[Begin]
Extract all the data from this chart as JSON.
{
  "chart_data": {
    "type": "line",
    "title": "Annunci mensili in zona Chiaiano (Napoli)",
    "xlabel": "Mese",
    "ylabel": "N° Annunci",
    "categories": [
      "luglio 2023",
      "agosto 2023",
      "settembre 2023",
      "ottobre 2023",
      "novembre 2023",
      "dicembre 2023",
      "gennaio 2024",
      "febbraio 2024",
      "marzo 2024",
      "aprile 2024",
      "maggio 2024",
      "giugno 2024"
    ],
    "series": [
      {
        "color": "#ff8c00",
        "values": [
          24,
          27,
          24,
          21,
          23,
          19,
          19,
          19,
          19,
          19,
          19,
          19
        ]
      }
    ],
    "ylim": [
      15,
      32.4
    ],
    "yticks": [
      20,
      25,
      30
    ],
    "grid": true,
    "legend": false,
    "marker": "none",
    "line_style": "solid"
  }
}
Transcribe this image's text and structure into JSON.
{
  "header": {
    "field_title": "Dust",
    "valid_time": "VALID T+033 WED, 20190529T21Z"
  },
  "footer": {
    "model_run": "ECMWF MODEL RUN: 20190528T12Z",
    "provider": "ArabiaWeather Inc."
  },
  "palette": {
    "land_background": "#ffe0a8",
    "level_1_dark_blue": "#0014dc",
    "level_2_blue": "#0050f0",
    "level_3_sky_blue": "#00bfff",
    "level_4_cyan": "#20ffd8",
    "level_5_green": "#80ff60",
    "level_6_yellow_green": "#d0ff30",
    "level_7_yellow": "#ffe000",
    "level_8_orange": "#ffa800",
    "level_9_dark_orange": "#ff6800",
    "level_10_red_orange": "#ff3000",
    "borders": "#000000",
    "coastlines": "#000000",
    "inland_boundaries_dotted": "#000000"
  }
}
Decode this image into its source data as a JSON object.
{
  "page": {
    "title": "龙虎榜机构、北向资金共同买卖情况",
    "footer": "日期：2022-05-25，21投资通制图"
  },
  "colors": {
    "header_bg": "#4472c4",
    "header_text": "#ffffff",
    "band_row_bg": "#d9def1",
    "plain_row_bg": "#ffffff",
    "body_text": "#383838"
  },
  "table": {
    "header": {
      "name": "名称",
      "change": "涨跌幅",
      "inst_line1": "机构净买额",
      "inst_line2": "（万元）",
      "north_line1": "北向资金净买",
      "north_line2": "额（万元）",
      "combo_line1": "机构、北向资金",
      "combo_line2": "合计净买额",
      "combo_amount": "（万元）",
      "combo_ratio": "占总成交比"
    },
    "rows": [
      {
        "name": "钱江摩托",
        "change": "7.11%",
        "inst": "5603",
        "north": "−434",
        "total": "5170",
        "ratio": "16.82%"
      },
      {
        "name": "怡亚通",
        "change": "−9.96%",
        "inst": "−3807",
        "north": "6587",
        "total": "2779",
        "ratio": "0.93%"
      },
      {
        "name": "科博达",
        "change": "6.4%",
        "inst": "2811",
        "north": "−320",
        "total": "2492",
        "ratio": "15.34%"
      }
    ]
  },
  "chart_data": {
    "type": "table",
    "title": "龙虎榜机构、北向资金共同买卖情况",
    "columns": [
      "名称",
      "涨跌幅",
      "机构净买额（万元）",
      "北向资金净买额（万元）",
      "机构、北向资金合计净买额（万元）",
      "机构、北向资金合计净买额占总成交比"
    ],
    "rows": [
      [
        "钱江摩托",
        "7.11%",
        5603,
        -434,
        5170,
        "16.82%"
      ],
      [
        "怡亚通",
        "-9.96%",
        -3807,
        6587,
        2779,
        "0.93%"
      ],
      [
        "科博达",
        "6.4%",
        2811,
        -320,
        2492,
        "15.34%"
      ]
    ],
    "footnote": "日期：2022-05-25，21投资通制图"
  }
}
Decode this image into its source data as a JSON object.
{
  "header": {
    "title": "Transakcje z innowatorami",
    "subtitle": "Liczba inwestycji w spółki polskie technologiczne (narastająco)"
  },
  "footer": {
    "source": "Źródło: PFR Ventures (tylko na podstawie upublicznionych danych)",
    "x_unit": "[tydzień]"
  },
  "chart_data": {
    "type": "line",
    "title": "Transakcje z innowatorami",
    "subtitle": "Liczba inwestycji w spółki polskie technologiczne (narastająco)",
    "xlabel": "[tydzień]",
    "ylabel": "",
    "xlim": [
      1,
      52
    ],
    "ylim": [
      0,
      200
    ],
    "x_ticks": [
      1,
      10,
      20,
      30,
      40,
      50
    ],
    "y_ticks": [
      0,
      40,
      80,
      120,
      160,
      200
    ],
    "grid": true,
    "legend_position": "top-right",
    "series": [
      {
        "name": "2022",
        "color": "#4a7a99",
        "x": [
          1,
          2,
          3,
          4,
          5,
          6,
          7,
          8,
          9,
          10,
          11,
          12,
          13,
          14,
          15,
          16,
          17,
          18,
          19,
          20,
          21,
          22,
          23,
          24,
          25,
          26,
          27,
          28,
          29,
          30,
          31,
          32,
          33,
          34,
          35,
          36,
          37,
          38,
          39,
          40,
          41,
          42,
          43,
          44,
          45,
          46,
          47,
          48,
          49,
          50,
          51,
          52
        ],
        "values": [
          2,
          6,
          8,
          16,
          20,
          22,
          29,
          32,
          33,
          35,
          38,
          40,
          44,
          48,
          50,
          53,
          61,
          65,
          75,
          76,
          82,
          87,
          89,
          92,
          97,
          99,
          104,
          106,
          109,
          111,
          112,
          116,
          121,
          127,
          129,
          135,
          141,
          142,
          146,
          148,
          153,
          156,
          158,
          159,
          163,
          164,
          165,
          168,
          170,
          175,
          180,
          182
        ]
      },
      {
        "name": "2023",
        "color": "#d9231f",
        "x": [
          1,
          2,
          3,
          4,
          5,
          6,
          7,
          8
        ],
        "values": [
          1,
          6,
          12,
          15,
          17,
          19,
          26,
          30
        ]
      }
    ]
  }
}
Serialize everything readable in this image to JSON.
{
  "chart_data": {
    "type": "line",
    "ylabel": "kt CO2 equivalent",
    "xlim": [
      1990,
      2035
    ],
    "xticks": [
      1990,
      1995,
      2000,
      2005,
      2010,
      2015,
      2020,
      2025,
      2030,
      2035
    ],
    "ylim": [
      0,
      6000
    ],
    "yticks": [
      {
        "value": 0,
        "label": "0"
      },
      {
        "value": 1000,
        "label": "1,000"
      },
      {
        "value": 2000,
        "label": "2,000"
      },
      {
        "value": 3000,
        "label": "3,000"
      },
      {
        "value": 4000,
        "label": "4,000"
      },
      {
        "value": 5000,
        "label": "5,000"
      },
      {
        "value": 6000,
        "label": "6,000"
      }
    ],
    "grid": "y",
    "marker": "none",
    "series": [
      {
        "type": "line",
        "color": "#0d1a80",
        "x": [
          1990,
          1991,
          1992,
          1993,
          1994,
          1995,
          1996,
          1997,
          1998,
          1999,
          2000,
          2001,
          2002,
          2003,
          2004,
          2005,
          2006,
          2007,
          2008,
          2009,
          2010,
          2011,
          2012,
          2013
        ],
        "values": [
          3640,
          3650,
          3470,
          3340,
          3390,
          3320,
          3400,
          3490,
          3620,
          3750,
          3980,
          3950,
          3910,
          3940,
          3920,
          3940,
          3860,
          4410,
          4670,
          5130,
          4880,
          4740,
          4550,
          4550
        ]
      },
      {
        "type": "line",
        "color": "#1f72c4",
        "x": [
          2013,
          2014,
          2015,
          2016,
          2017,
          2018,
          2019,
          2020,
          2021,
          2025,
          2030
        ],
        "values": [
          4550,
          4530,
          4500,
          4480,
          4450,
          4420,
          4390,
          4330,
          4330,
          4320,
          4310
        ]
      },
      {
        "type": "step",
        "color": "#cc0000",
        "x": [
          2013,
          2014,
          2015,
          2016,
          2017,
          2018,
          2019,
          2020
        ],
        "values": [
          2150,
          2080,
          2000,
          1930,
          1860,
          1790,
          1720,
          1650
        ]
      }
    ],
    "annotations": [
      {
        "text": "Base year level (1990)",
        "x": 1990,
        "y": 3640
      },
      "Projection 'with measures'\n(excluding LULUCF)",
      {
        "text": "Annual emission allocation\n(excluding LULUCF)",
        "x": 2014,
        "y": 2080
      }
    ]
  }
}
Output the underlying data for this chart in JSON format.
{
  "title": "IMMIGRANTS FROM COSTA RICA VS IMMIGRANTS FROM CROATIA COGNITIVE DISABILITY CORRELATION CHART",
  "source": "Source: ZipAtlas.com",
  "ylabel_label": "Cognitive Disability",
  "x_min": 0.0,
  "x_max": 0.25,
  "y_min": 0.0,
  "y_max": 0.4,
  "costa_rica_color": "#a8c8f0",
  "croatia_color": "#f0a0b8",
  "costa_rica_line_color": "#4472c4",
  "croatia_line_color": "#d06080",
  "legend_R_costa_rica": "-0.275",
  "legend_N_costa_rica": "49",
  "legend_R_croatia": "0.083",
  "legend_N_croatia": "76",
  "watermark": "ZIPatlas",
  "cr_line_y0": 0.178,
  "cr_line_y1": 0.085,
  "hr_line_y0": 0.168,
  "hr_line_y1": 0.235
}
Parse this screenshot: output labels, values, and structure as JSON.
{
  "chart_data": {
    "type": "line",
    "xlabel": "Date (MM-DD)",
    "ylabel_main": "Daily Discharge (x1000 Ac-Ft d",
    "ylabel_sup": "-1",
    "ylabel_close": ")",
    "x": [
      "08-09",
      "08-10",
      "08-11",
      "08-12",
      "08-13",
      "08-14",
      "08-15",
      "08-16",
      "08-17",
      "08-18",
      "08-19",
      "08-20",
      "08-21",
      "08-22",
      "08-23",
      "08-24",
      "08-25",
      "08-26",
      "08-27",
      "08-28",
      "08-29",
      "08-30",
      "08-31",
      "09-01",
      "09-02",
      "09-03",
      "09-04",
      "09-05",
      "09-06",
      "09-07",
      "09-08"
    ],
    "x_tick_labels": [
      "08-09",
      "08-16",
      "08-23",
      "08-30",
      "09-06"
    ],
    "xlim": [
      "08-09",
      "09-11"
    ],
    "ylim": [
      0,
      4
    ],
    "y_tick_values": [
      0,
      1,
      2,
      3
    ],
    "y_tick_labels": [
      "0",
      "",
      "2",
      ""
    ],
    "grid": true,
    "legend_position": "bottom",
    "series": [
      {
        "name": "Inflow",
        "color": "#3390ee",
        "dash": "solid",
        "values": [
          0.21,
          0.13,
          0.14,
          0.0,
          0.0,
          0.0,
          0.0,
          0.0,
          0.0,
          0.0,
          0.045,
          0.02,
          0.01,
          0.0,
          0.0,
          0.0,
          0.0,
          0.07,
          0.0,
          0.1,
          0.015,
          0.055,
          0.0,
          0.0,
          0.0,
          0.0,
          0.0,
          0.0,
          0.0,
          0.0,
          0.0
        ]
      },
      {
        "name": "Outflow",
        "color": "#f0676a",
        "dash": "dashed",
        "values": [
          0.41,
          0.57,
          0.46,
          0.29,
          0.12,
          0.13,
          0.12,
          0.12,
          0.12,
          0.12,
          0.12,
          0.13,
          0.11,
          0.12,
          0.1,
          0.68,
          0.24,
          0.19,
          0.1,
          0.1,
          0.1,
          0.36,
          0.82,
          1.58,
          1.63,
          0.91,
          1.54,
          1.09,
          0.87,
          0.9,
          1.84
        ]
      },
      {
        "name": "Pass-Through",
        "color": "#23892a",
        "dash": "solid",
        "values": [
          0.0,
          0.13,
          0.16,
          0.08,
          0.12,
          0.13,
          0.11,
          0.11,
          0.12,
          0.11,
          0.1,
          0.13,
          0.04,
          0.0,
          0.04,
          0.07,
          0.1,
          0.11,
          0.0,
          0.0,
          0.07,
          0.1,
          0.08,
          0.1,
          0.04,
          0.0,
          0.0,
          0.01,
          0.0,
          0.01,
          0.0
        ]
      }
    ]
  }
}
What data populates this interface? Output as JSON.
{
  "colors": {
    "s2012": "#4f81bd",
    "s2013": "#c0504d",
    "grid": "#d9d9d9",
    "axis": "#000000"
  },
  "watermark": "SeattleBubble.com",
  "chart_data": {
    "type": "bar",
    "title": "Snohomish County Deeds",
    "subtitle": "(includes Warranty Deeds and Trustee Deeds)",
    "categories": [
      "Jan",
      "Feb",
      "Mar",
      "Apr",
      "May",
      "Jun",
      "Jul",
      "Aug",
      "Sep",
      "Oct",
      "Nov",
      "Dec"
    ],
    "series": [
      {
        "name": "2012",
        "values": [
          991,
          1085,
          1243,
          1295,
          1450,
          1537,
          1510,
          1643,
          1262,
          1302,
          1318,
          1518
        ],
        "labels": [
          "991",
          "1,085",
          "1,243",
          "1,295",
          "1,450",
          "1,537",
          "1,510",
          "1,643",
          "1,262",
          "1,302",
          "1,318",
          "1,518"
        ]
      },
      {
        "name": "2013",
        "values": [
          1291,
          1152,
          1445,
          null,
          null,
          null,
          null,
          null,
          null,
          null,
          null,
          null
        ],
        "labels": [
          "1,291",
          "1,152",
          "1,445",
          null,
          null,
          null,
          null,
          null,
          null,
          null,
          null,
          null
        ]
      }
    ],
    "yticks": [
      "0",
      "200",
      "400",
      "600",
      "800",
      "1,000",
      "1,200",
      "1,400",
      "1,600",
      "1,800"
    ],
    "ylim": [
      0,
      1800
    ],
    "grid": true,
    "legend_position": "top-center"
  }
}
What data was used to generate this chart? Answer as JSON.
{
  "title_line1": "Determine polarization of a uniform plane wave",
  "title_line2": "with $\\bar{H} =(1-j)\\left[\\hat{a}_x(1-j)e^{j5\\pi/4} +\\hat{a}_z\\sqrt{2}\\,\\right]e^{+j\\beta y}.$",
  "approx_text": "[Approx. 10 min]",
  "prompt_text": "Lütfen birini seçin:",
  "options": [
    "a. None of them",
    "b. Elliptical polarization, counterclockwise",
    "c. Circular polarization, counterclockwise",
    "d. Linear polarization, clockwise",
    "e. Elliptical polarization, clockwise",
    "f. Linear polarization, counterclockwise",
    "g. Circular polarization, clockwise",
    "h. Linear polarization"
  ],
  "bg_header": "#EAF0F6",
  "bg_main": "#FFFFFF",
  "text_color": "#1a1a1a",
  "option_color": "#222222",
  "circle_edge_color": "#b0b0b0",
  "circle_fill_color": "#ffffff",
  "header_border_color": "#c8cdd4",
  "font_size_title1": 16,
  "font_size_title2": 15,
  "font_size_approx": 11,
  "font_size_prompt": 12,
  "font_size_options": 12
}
[End]
→ **Exercise brief**
Take every line from the data that contains the word "structure".

→ **Written response**
Transcribe this image's text and structure into JSON.
Parse this screenshot: output labels, values, and structure as JSON.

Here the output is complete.